▸ WHAT THIS TASK INVOLVES
Extract all data as written.

##### EXTRACTED INFORMATION #####

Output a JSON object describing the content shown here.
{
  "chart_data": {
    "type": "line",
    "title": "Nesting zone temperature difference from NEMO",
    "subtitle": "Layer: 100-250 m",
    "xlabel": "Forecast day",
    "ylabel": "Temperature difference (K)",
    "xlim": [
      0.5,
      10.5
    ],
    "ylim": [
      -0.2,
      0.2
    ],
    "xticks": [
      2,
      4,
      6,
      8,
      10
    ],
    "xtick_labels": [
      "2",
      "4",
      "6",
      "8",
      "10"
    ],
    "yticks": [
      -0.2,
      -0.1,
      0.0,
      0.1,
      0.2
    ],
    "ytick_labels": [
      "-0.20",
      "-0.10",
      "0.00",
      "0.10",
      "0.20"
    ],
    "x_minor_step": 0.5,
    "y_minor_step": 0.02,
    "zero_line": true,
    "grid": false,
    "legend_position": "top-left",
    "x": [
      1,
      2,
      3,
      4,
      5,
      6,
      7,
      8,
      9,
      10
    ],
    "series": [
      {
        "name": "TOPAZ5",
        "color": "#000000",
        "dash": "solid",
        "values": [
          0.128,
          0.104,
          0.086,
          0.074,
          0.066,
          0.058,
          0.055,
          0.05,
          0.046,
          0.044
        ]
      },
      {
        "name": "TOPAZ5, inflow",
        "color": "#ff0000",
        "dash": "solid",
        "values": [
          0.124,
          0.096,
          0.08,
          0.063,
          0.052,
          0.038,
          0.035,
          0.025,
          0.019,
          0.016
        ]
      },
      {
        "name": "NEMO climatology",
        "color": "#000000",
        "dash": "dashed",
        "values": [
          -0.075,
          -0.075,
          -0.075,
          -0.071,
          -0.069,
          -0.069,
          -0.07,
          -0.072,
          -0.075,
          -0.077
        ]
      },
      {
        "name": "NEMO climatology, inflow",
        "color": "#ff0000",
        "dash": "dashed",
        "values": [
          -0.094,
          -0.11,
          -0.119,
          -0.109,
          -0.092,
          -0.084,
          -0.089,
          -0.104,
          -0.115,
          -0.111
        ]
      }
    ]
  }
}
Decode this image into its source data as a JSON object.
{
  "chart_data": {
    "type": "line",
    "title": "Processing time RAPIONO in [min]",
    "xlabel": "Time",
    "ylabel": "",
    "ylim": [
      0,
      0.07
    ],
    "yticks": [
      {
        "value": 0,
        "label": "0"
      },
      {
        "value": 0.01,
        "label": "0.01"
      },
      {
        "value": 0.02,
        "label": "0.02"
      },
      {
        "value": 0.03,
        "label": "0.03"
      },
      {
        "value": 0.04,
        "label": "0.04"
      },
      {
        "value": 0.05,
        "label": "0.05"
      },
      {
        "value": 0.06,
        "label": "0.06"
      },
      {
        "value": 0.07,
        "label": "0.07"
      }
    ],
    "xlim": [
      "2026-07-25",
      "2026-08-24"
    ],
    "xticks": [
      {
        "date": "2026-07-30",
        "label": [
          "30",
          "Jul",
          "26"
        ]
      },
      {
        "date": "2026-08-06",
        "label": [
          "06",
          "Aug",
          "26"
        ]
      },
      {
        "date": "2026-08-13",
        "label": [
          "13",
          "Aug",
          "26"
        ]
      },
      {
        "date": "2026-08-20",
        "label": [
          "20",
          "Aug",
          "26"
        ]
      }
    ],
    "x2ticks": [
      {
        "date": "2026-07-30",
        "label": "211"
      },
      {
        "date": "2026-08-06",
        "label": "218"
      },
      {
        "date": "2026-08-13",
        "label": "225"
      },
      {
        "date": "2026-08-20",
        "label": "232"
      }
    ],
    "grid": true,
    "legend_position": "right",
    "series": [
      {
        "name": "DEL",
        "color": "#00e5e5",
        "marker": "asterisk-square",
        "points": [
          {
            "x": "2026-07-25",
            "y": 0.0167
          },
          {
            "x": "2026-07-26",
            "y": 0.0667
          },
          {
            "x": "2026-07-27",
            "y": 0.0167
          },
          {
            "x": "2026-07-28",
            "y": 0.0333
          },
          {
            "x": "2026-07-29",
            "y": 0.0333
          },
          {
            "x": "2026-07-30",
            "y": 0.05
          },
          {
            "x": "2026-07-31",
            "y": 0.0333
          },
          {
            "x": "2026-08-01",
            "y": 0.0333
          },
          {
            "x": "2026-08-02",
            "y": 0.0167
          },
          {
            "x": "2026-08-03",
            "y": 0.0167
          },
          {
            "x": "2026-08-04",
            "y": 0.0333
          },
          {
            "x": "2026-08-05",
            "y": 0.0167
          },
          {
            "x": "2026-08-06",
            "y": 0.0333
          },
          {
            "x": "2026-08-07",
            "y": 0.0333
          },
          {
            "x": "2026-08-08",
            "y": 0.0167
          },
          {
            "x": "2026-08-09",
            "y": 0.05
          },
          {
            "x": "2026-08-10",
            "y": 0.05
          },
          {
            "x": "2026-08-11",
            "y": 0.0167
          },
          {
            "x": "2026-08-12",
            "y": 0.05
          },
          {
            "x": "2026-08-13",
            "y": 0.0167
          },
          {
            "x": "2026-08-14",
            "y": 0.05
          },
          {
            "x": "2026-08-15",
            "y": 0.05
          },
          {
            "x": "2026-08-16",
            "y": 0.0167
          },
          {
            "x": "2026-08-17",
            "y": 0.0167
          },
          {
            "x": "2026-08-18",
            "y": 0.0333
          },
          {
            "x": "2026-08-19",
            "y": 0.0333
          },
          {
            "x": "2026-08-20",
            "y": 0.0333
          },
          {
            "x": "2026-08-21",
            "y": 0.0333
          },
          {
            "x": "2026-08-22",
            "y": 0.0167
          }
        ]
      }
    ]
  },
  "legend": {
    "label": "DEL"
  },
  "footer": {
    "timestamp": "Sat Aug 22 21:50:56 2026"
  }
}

#####

▸ TASK OUTPUT
Output a JSON object describing the content shown here.
{
  "chart_data": {
    "type": "line",
    "title": "Nesting zone temperature difference from NEMO",
    "subtitle": "Layer: 100-250 m",
    "xlabel": "Forecast day",
    "ylabel": "Temperature difference (K)",
    "xlim": [
      0.5,
      10.5
    ],
    "ylim": [
      -0.2,
      0.2
    ],
    "xticks": [
      2,
      4,
      6,
      8,
      10
    ],
    "xtick_labels": [
      "2",
      "4",
      "6",
      "8",
      "10"
    ],
    "yticks": [
      -0.2,
      -0.1,
      0.0,
      0.1,
      0.2
    ],
    "ytick_labels": [
      "-0.20",
      "-0.10",
      "0.00",
      "0.10",
      "0.20"
    ],
    "x_minor_step": 0.5,
    "y_minor_step": 0.02,
    "zero_line": true,
    "grid": false,
    "legend_position": "top-left",
    "x": [
      1,
      2,
      3,
      4,
      5,
      6,
      7,
      8,
      9,
      10
    ],
    "series": [
      {
        "name": "TOPAZ5",
        "color": "#000000",
        "dash": "solid",
        "values": [
          0.128,
          0.104,
          0.086,
          0.074,
          0.066,
          0.058,
          0.055,
          0.05,
          0.046,
          0.044
        ]
      },
      {
        "name": "TOPAZ5, inflow",
        "color": "#ff0000",
        "dash": "solid",
        "values": [
          0.124,
          0.096,
          0.08,
          0.063,
          0.052,
          0.038,
          0.035,
          0.025,
          0.019,
          0.016
        ]
      },
      {
        "name": "NEMO climatology",
        "color": "#000000",
        "dash": "dashed",
        "values": [
          -0.075,
          -0.075,
          -0.075,
          -0.071,
          -0.069,
          -0.069,
          -0.07,
          -0.072,
          -0.075,
          -0.077
        ]
      },
      {
        "name": "NEMO climatology, inflow",
        "color": "#ff0000",
        "dash": "dashed",
        "values": [
          -0.094,
          -0.11,
          -0.119,
          -0.109,
          -0.092,
          -0.084,
          -0.089,
          -0.104,
          -0.115,
          -0.111
        ]
      }
    ]
  }
}
Decode this image into its source data as a JSON object.
{
  "chart_data": {
    "type": "line",
    "title": "Processing time RAPIONO in [min]",
    "xlabel": "Time",
    "ylabel": "",
    "ylim": [
      0,
      0.07
    ],
    "yticks": [
      {
        "value": 0,
        "label": "0"
      },
      {
        "value": 0.01,
        "label": "0.01"
      },
      {
        "value": 0.02,
        "label": "0.02"
      },
      {
        "value": 0.03,
        "label": "0.03"
      },
      {
        "value": 0.04,
        "label": "0.04"
      },
      {
        "value": 0.05,
        "label": "0.05"
      },
      {
        "value": 0.06,
        "label": "0.06"
      },
      {
        "value": 0.07,
        "label": "0.07"
      }
    ],
    "xlim": [
      "2026-07-25",
      "2026-08-24"
    ],
    "xticks": [
      {
        "date": "2026-07-30",
        "label": [
          "30",
          "Jul",
          "26"
        ]
      },
      {
        "date": "2026-08-06",
        "label": [
          "06",
          "Aug",
          "26"
        ]
      },
      {
        "date": "2026-08-13",
        "label": [
          "13",
          "Aug",
          "26"
        ]
      },
      {
        "date": "2026-08-20",
        "label": [
          "20",
          "Aug",
          "26"
        ]
      }
    ],
    "x2ticks": [
      {
        "date": "2026-07-30",
        "label": "211"
      },
      {
        "date": "2026-08-06",
        "label": "218"
      },
      {
        "date": "2026-08-13",
        "label": "225"
      },
      {
        "date": "2026-08-20",
        "label": "232"
      }
    ],
    "grid": true,
    "legend_position": "right",
    "series": [
      {
        "name": "DEL",
        "color": "#00e5e5",
        "marker": "asterisk-square",
        "points": [
          {
            "x": "2026-07-25",
            "y": 0.0167
          },
          {
            "x": "2026-07-26",
            "y": 0.0667
          },
          {
            "x": "2026-07-27",
            "y": 0.0167
          },
          {
            "x": "2026-07-28",
            "y": 0.0333
          },
          {
            "x": "2026-07-29",
            "y": 0.0333
          },
          {
            "x": "2026-07-30",
            "y": 0.05
          },
          {
            "x": "2026-07-31",
            "y": 0.0333
          },
          {
            "x": "2026-08-01",
            "y": 0.0333
          },
          {
            "x": "2026-08-02",
            "y": 0.0167
          },
          {
            "x": "2026-08-03",
            "y": 0.0167
          },
          {
            "x": "2026-08-04",
            "y": 0.0333
          },
          {
            "x": "2026-08-05",
            "y": 0.0167
          },
          {
            "x": "2026-08-06",
            "y": 0.0333
          },
          {
            "x": "2026-08-07",
            "y": 0.0333
          },
          {
            "x": "2026-08-08",
            "y": 0.0167
          },
          {
            "x": "2026-08-09",
            "y": 0.05
          },
          {
            "x": "2026-08-10",
            "y": 0.05
          },
          {
            "x": "2026-08-11",
            "y": 0.0167
          },
          {
            "x": "2026-08-12",
            "y": 0.05
          },
          {
            "x": "2026-08-13",
            "y": 0.0167
          },
          {
            "x": "2026-08-14",
            "y": 0.05
          },
          {
            "x": "2026-08-15",
            "y": 0.05
          },
          {
            "x": "2026-08-16",
            "y": 0.0167
          },
          {
            "x": "2026-08-17",
            "y": 0.0167
          },
          {
            "x": "2026-08-18",
            "y": 0.0333
          },
          {
            "x": "2026-08-19",
            "y": 0.0333
          },
          {
            "x": "2026-08-20",
            "y": 0.0333
          },
          {
            "x": "2026-08-21",
            "y": 0.0333
          },
          {
            "x": "2026-08-22",
            "y": 0.0167
          }
        ]
      }
    ]
  },
  "legend": {
    "label": "DEL"
  },
  "footer": {
    "timestamp": "Sat Aug 22 21:50:56 2026"
  }
}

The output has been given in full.